### Task to complete:
Below is a block of records; repeat each one exactly.

***** Records for this task *****

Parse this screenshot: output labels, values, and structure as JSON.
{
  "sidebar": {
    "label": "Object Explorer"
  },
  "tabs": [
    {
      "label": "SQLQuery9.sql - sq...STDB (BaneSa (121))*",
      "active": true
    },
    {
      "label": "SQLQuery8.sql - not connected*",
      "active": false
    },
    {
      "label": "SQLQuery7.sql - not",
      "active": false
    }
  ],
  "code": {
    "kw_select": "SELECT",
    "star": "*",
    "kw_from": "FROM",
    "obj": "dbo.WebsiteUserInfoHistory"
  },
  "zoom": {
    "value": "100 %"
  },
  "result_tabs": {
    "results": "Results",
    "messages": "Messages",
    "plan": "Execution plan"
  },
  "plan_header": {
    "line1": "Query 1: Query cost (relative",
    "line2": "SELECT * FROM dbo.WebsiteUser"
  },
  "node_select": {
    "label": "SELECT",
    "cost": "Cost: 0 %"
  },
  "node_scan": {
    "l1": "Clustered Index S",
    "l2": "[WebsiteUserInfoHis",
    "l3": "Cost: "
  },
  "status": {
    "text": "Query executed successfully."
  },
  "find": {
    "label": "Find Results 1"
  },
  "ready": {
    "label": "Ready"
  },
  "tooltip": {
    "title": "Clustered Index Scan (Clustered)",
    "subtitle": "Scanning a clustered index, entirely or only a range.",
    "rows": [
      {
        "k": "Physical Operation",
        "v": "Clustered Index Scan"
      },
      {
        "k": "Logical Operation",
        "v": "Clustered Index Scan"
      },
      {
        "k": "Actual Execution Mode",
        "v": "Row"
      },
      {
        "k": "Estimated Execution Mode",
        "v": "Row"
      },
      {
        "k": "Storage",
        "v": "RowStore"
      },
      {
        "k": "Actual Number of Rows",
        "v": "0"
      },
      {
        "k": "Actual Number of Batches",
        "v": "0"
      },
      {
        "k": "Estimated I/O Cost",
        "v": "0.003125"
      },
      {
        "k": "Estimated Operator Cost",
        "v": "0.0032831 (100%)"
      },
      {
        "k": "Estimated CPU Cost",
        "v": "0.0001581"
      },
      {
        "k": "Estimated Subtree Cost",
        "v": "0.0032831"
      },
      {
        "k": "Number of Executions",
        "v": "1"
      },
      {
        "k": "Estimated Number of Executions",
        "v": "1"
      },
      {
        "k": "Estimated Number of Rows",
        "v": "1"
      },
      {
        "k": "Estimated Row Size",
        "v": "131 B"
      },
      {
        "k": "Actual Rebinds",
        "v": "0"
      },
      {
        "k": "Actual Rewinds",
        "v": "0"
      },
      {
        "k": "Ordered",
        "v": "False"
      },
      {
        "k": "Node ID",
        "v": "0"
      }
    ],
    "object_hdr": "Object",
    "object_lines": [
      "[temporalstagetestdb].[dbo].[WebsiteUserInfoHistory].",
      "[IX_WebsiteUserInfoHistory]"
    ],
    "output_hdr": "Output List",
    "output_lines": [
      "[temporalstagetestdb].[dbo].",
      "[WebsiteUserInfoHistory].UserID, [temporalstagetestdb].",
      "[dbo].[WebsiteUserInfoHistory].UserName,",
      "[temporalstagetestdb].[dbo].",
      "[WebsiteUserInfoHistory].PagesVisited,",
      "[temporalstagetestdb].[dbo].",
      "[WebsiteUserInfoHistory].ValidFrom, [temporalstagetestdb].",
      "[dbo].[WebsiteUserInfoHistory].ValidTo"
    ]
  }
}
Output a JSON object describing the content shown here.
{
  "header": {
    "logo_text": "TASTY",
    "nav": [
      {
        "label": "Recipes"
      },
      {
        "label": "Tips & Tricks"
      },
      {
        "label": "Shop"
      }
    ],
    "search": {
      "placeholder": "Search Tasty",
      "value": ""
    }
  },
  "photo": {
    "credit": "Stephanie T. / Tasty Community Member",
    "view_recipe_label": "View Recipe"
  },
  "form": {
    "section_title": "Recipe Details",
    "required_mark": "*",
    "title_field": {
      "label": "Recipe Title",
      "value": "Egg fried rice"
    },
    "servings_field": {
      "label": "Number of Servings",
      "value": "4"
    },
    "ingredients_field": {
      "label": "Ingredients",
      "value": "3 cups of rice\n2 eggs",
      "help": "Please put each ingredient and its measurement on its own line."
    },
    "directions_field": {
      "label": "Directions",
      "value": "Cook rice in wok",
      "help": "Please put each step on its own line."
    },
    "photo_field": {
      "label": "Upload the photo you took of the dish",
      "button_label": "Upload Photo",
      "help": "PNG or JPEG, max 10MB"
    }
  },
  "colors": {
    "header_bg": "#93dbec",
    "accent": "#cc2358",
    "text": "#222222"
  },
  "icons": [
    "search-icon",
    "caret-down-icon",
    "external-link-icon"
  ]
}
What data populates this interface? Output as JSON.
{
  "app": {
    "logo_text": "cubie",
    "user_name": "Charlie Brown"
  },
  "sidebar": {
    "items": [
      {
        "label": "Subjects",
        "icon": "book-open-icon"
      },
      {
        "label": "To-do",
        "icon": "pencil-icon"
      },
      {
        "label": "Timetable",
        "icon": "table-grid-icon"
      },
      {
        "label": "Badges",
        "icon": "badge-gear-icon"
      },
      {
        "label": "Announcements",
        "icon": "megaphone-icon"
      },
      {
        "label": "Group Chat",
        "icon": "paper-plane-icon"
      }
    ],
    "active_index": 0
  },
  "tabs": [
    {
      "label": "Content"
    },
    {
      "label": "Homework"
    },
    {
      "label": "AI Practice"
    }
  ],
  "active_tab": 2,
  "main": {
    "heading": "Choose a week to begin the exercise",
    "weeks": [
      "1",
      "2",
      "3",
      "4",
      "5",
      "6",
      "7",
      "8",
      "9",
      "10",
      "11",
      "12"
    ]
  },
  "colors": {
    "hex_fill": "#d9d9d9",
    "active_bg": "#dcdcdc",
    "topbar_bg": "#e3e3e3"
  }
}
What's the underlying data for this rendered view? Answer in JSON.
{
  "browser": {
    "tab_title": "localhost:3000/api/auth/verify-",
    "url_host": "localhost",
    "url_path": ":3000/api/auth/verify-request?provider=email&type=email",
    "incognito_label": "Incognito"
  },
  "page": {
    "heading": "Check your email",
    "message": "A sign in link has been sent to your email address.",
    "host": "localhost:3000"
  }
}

*****

### Right answer:
Parse this screenshot: output labels, values, and structure as JSON.
{
  "sidebar": {
    "label": "Object Explorer"
  },
  "tabs": [
    {
      "label": "SQLQuery9.sql - sq...STDB (BaneSa (121))*",
      "active": true
    },
    {
      "label": "SQLQuery8.sql - not connected*",
      "active": false
    },
    {
      "label": "SQLQuery7.sql - not",
      "active": false
    }
  ],
  "code": {
    "kw_select": "SELECT",
    "star": "*",
    "kw_from": "FROM",
    "obj": "dbo.WebsiteUserInfoHistory"
  },
  "zoom": {
    "value": "100 %"
  },
  "result_tabs": {
    "results": "Results",
    "messages": "Messages",
    "plan": "Execution plan"
  },
  "plan_header": {
    "line1": "Query 1: Query cost (relative",
    "line2": "SELECT * FROM dbo.WebsiteUser"
  },
  "node_select": {
    "label": "SELECT",
    "cost": "Cost: 0 %"
  },
  "node_scan": {
    "l1": "Clustered Index S",
    "l2": "[WebsiteUserInfoHis",
    "l3": "Cost: "
  },
  "status": {
    "text": "Query executed successfully."
  },
  "find": {
    "label": "Find Results 1"
  },
  "ready": {
    "label": "Ready"
  },
  "tooltip": {
    "title": "Clustered Index Scan (Clustered)",
    "subtitle": "Scanning a clustered index, entirely or only a range.",
    "rows": [
      {
        "k": "Physical Operation",
        "v": "Clustered Index Scan"
      },
      {
        "k": "Logical Operation",
        "v": "Clustered Index Scan"
      },
      {
        "k": "Actual Execution Mode",
        "v": "Row"
      },
      {
        "k": "Estimated Execution Mode",
        "v": "Row"
      },
      {
        "k": "Storage",
        "v": "RowStore"
      },
      {
        "k": "Actual Number of Rows",
        "v": "0"
      },
      {
        "k": "Actual Number of Batches",
        "v": "0"
      },
      {
        "k": "Estimated I/O Cost",
        "v": "0.003125"
      },
      {
        "k": "Estimated Operator Cost",
        "v": "0.0032831 (100%)"
      },
      {
        "k": "Estimated CPU Cost",
        "v": "0.0001581"
      },
      {
        "k": "Estimated Subtree Cost",
        "v": "0.0032831"
      },
      {
        "k": "Number of Executions",
        "v": "1"
      },
      {
        "k": "Estimated Number of Executions",
        "v": "1"
      },
      {
        "k": "Estimated Number of Rows",
        "v": "1"
      },
      {
        "k": "Estimated Row Size",
        "v": "131 B"
      },
      {
        "k": "Actual Rebinds",
        "v": "0"
      },
      {
        "k": "Actual Rewinds",
        "v": "0"
      },
      {
        "k": "Ordered",
        "v": "False"
      },
      {
        "k": "Node ID",
        "v": "0"
      }
    ],
    "object_hdr": "Object",
    "object_lines": [
      "[temporalstagetestdb].[dbo].[WebsiteUserInfoHistory].",
      "[IX_WebsiteUserInfoHistory]"
    ],
    "output_hdr": "Output List",
    "output_lines": [
      "[temporalstagetestdb].[dbo].",
      "[WebsiteUserInfoHistory].UserID, [temporalstagetestdb].",
      "[dbo].[WebsiteUserInfoHistory].UserName,",
      "[temporalstagetestdb].[dbo].",
      "[WebsiteUserInfoHistory].PagesVisited,",
      "[temporalstagetestdb].[dbo].",
      "[WebsiteUserInfoHistory].ValidFrom, [temporalstagetestdb].",
      "[dbo].[WebsiteUserInfoHistory].ValidTo"
    ]
  }
}
Output a JSON object describing the content shown here.
{
  "header": {
    "logo_text": "TASTY",
    "nav": [
      {
        "label": "Recipes"
      },
      {
        "label": "Tips & Tricks"
      },
      {
        "label": "Shop"
      }
    ],
    "search": {
      "placeholder": "Search Tasty",
      "value": ""
    }
  },
  "photo": {
    "credit": "Stephanie T. / Tasty Community Member",
    "view_recipe_label": "View Recipe"
  },
  "form": {
    "section_title": "Recipe Details",
    "required_mark": "*",
    "title_field": {
      "label": "Recipe Title",
      "value": "Egg fried rice"
    },
    "servings_field": {
      "label": "Number of Servings",
      "value": "4"
    },
    "ingredients_field": {
      "label": "Ingredients",
      "value": "3 cups of rice\n2 eggs",
      "help": "Please put each ingredient and its measurement on its own line."
    },
    "directions_field": {
      "label": "Directions",
      "value": "Cook rice in wok",
      "help": "Please put each step on its own line."
    },
    "photo_field": {
      "label": "Upload the photo you took of the dish",
      "button_label": "Upload Photo",
      "help": "PNG or JPEG, max 10MB"
    }
  },
  "colors": {
    "header_bg": "#93dbec",
    "accent": "#cc2358",
    "text": "#222222"
  },
  "icons": [
    "search-icon",
    "caret-down-icon",
    "external-link-icon"
  ]
}
What data populates this interface? Output as JSON.
{
  "app": {
    "logo_text": "cubie",
    "user_name": "Charlie Brown"
  },
  "sidebar": {
    "items": [
      {
        "label": "Subjects",
        "icon": "book-open-icon"
      },
      {
        "label": "To-do",
        "icon": "pencil-icon"
      },
      {
        "label": "Timetable",
        "icon": "table-grid-icon"
      },
      {
        "label": "Badges",
        "icon": "badge-gear-icon"
      },
      {
        "label": "Announcements",
        "icon": "megaphone-icon"
      },
      {
        "label": "Group Chat",
        "icon": "paper-plane-icon"
      }
    ],
    "active_index": 0
  },
  "tabs": [
    {
      "label": "Content"
    },
    {
      "label": "Homework"
    },
    {
      "label": "AI Practice"
    }
  ],
  "active_tab": 2,
  "main": {
    "heading": "Choose a week to begin the exercise",
    "weeks": [
      "1",
      "2",
      "3",
      "4",
      "5",
      "6",
      "7",
      "8",
      "9",
      "10",
      "11",
      "12"
    ]
  },
  "colors": {
    "hex_fill": "#d9d9d9",
    "active_bg": "#dcdcdc",
    "topbar_bg": "#e3e3e3"
  }
}
What's the underlying data for this rendered view? Answer in JSON.
{
  "browser": {
    "tab_title": "localhost:3000/api/auth/verify-",
    "url_host": "localhost",
    "url_path": ":3000/api/auth/verify-request?provider=email&type=email",
    "incognito_label": "Incognito"
  },
  "page": {
    "heading": "Check your email",
    "message": "A sign in link has been sent to your email address.",
    "host": "localhost:3000"
  }
}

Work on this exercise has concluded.